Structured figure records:
====

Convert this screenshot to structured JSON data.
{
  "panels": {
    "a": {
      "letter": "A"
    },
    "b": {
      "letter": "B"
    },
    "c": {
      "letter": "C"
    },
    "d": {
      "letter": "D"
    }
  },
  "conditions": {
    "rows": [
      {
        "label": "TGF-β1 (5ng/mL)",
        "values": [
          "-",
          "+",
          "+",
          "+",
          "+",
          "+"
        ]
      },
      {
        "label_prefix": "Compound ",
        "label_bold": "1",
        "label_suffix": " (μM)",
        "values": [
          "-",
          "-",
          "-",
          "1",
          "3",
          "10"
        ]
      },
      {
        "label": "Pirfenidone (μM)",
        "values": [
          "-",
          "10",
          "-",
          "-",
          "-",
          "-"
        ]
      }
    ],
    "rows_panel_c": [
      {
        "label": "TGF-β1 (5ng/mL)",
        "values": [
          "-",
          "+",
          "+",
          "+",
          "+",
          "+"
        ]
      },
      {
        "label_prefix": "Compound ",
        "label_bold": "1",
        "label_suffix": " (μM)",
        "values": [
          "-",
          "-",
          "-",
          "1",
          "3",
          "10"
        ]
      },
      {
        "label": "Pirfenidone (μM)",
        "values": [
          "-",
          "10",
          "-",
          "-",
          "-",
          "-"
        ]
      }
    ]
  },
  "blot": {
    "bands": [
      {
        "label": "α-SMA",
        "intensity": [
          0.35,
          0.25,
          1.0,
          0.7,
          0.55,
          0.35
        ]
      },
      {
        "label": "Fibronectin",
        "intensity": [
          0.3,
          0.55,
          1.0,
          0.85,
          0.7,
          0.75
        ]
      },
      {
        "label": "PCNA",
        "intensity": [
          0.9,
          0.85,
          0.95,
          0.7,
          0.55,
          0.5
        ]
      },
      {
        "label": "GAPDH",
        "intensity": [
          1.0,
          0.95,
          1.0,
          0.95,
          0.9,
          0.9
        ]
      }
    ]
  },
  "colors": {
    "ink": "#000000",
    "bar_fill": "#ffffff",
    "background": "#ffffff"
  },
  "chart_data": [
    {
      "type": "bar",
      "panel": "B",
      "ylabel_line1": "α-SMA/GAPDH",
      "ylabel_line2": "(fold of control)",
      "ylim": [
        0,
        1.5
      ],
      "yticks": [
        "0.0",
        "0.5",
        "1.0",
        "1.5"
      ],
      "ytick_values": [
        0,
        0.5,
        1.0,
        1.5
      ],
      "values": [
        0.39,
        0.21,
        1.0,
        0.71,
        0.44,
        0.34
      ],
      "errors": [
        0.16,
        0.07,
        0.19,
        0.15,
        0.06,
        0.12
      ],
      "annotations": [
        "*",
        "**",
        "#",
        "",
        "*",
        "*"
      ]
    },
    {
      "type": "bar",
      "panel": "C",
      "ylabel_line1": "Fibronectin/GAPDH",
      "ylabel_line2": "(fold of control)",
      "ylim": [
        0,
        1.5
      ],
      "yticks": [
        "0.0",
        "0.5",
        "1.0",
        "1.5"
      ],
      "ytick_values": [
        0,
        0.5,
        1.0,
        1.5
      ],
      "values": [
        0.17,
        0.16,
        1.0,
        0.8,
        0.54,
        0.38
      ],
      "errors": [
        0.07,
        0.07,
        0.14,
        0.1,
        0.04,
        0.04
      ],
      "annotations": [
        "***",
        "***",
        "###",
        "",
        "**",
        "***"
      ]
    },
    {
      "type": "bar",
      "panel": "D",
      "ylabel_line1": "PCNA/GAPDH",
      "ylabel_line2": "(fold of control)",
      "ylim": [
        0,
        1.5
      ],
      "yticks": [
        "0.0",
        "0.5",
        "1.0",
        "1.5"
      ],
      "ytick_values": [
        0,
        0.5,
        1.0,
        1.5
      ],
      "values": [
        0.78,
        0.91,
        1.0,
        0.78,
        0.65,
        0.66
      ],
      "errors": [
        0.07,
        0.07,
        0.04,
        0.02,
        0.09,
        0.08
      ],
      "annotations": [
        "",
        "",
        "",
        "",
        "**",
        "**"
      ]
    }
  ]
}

====

Written task :: Please quote the data above in full, with no line missing.

Solution to this exercise ::
Convert this screenshot to structured JSON data.
{
  "panels": {
    "a": {
      "letter": "A"
    },
    "b": {
      "letter": "B"
    },
    "c": {
      "letter": "C"
    },
    "d": {
      "letter": "D"
    }
  },
  "conditions": {
    "rows": [
      {
        "label": "TGF-β1 (5ng/mL)",
        "values": [
          "-",
          "+",
          "+",
          "+",
          "+",
          "+"
        ]
      },
      {
        "label_prefix": "Compound ",
        "label_bold": "1",
        "label_suffix": " (μM)",
        "values": [
          "-",
          "-",
          "-",
          "1",
          "3",
          "10"
        ]
      },
      {
        "label": "Pirfenidone (μM)",
        "values": [
          "-",
          "10",
          "-",
          "-",
          "-",
          "-"
        ]
      }
    ],
    "rows_panel_c": [
      {
        "label": "TGF-β1 (5ng/mL)",
        "values": [
          "-",
          "+",
          "+",
          "+",
          "+",
          "+"
        ]
      },
      {
        "label_prefix": "Compound ",
        "label_bold": "1",
        "label_suffix": " (μM)",
        "values": [
          "-",
          "-",
          "-",
          "1",
          "3",
          "10"
        ]
      },
      {
        "label": "Pirfenidone (μM)",
        "values": [
          "-",
          "10",
          "-",
          "-",
          "-",
          "-"
        ]
      }
    ]
  },
  "blot": {
    "bands": [
      {
        "label": "α-SMA",
        "intensity": [
          0.35,
          0.25,
          1.0,
          0.7,
          0.55,
          0.35
        ]
      },
      {
        "label": "Fibronectin",
        "intensity": [
          0.3,
          0.55,
          1.0,
          0.85,
          0.7,
          0.75
        ]
      },
      {
        "label": "PCNA",
        "intensity": [
          0.9,
          0.85,
          0.95,
          0.7,
          0.55,
          0.5
        ]
      },
      {
        "label": "GAPDH",
        "intensity": [
          1.0,
          0.95,
          1.0,
          0.95,
          0.9,
          0.9
        ]
      }
    ]
  },
  "colors": {
    "ink": "#000000",
    "bar_fill": "#ffffff",
    "background": "#ffffff"
  },
  "chart_data": [
    {
      "type": "bar",
      "panel": "B",
      "ylabel_line1": "α-SMA/GAPDH",
      "ylabel_line2": "(fold of control)",
      "ylim": [
        0,
        1.5
      ],
      "yticks": [
        "0.0",
        "0.5",
        "1.0",
        "1.5"
      ],
      "ytick_values": [
        0,
        0.5,
        1.0,
        1.5
      ],
      "values": [
        0.39,
        0.21,
        1.0,
        0.71,
        0.44,
        0.34
      ],
      "errors": [
        0.16,
        0.07,
        0.19,
        0.15,
        0.06,
        0.12
      ],
      "annotations": [
        "*",
        "**",
        "#",
        "",
        "*",
        "*"
      ]
    },
    {
      "type": "bar",
      "panel": "C",
      "ylabel_line1": "Fibronectin/GAPDH",
      "ylabel_line2": "(fold of control)",
      "ylim": [
        0,
        1.5
      ],
      "yticks": [
        "0.0",
        "0.5",
        "1.0",
        "1.5"
      ],
      "ytick_values": [
        0,
        0.5,
        1.0,
        1.5
      ],
      "values": [
        0.17,
        0.16,
        1.0,
        0.8,
        0.54,
        0.38
      ],
      "errors": [
        0.07,
        0.07,
        0.14,
        0.1,
        0.04,
        0.04
      ],
      "annotations": [
        "***",
        "***",
        "###",
        "",
        "**",
        "***"
      ]
    },
    {
      "type": "bar",
      "panel": "D",
      "ylabel_line1": "PCNA/GAPDH",
      "ylabel_line2": "(fold of control)",
      "ylim": [
        0,
        1.5
      ],
      "yticks": [
        "0.0",
        "0.5",
        "1.0",
        "1.5"
      ],
      "ytick_values": [
        0,
        0.5,
        1.0,
        1.5
      ],
      "values": [
        0.78,
        0.91,
        1.0,
        0.78,
        0.65,
        0.66
      ],
      "errors": [
        0.07,
        0.07,
        0.04,
        0.02,
        0.09,
        0.08
      ],
      "annotations": [
        "",
        "",
        "",
        "",
        "**",
        "**"
      ]
    }
  ]
}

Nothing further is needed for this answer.